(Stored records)
------

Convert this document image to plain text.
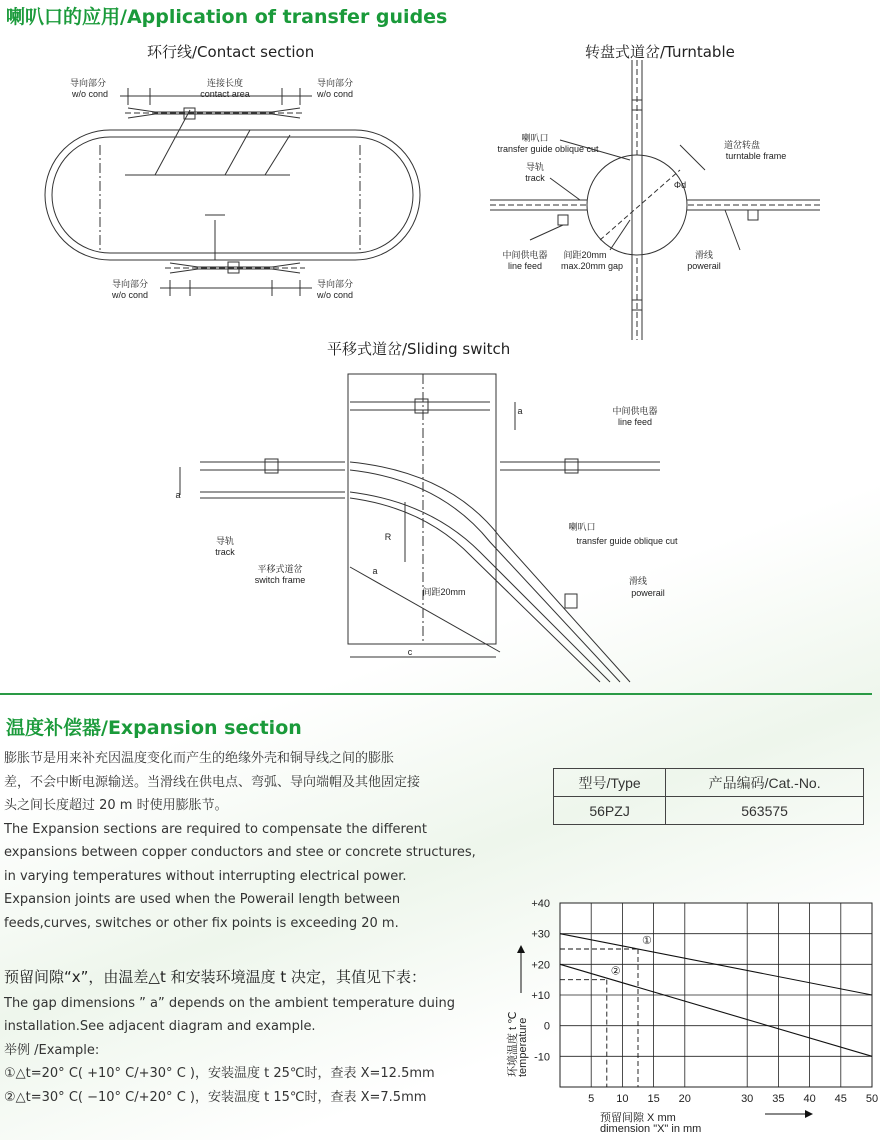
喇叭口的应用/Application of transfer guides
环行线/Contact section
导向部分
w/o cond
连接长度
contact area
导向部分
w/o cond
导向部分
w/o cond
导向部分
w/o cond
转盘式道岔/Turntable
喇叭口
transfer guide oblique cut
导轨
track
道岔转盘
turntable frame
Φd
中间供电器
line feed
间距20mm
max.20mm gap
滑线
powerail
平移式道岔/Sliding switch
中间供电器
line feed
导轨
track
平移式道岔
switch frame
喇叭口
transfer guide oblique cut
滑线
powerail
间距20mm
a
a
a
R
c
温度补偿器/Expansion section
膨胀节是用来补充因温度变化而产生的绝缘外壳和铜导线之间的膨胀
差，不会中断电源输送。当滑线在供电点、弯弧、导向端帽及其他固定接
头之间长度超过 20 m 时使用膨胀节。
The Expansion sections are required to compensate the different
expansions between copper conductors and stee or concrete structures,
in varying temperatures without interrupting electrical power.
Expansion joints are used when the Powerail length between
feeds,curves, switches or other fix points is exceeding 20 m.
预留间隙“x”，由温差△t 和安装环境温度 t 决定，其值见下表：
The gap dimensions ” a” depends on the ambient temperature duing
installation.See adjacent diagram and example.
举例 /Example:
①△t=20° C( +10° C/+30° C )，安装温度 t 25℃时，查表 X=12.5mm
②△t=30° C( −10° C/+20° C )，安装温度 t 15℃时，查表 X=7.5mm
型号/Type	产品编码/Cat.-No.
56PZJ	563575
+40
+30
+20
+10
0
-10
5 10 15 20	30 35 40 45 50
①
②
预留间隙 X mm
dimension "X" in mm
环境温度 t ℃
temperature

------

- Stated exercise
Repeat verbatim all the material, but not the pictures.

- Result of this exercise
Convert this document image to plain text.
喇叭口的应用/Application of transfer guides
环行线/Contact section
导向部分
w/o cond
连接长度
contact area
导向部分
w/o cond
导向部分
w/o cond
导向部分
w/o cond
转盘式道岔/Turntable
喇叭口
transfer guide oblique cut
导轨
track
道岔转盘
turntable frame
Φd
中间供电器
line feed
间距20mm
max.20mm gap
滑线
powerail
平移式道岔/Sliding switch
中间供电器
line feed
导轨
track
平移式道岔
switch frame
喇叭口
transfer guide oblique cut
滑线
powerail
间距20mm
a
a
a
R
c
温度补偿器/Expansion section
膨胀节是用来补充因温度变化而产生的绝缘外壳和铜导线之间的膨胀
差，不会中断电源输送。当滑线在供电点、弯弧、导向端帽及其他固定接
头之间长度超过 20 m 时使用膨胀节。
The Expansion sections are required to compensate the different
expansions between copper conductors and stee or concrete structures,
in varying temperatures without interrupting electrical power.
Expansion joints are used when the Powerail length between
feeds,curves, switches or other fix points is exceeding 20 m.
预留间隙“x”，由温差△t 和安装环境温度 t 决定，其值见下表：
The gap dimensions ” a” depends on the ambient temperature duing
installation.See adjacent diagram and example.
举例 /Example:
①△t=20° C( +10° C/+30° C )，安装温度 t 25℃时，查表 X=12.5mm
②△t=30° C( −10° C/+20° C )，安装温度 t 15℃时，查表 X=7.5mm
型号/Type	产品编码/Cat.-No.
56PZJ	563575
+40
+30
+20
+10
0
-10
5 10 15 20	30 35 40 45 50
①
②
预留间隙 X mm
dimension "X" in mm
环境温度 t ℃
temperature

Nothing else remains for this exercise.